Stored dataset items:
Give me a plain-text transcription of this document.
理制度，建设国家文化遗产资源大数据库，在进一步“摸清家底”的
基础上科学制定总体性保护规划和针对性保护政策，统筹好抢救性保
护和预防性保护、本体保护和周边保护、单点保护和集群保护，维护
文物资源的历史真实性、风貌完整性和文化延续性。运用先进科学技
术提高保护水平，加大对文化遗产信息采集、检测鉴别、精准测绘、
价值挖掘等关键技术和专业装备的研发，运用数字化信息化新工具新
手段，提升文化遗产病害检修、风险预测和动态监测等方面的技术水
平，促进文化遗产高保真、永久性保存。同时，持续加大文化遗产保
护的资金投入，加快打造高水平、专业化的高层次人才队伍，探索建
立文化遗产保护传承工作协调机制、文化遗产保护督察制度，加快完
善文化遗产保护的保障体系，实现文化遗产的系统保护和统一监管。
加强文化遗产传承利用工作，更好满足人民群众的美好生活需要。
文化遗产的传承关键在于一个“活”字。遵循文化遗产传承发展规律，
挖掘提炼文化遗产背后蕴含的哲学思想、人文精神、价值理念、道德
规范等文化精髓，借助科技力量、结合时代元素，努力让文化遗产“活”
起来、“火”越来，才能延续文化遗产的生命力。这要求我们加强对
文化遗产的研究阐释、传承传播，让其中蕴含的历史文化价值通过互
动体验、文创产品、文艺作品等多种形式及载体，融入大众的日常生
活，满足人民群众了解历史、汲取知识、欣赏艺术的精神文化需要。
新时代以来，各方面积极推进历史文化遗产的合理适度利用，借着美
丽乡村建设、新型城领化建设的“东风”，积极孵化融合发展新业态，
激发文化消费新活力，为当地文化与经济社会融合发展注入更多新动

**Set task:** Type out the full listing again, exactly as given.

**Task result:**
Give me a plain-text transcription of this document.
理制度，建设国家文化遗产资源大数据库，在进一步“摸清家底”的
基础上科学制定总体性保护规划和针对性保护政策，统筹好抢救性保
护和预防性保护、本体保护和周边保护、单点保护和集群保护，维护
文物资源的历史真实性、风貌完整性和文化延续性。运用先进科学技
术提高保护水平，加大对文化遗产信息采集、检测鉴别、精准测绘、
价值挖掘等关键技术和专业装备的研发，运用数字化信息化新工具新
手段，提升文化遗产病害检修、风险预测和动态监测等方面的技术水
平，促进文化遗产高保真、永久性保存。同时，持续加大文化遗产保
护的资金投入，加快打造高水平、专业化的高层次人才队伍，探索建
立文化遗产保护传承工作协调机制、文化遗产保护督察制度，加快完
善文化遗产保护的保障体系，实现文化遗产的系统保护和统一监管。
加强文化遗产传承利用工作，更好满足人民群众的美好生活需要。
文化遗产的传承关键在于一个“活”字。遵循文化遗产传承发展规律，
挖掘提炼文化遗产背后蕴含的哲学思想、人文精神、价值理念、道德
规范等文化精髓，借助科技力量、结合时代元素，努力让文化遗产“活”
起来、“火”越来，才能延续文化遗产的生命力。这要求我们加强对
文化遗产的研究阐释、传承传播，让其中蕴含的历史文化价值通过互
动体验、文创产品、文艺作品等多种形式及载体，融入大众的日常生
活，满足人民群众了解历史、汲取知识、欣赏艺术的精神文化需要。
新时代以来，各方面积极推进历史文化遗产的合理适度利用，借着美
丽乡村建设、新型城领化建设的“东风”，积极孵化融合发展新业态，
激发文化消费新活力，为当地文化与经济社会融合发展注入更多新动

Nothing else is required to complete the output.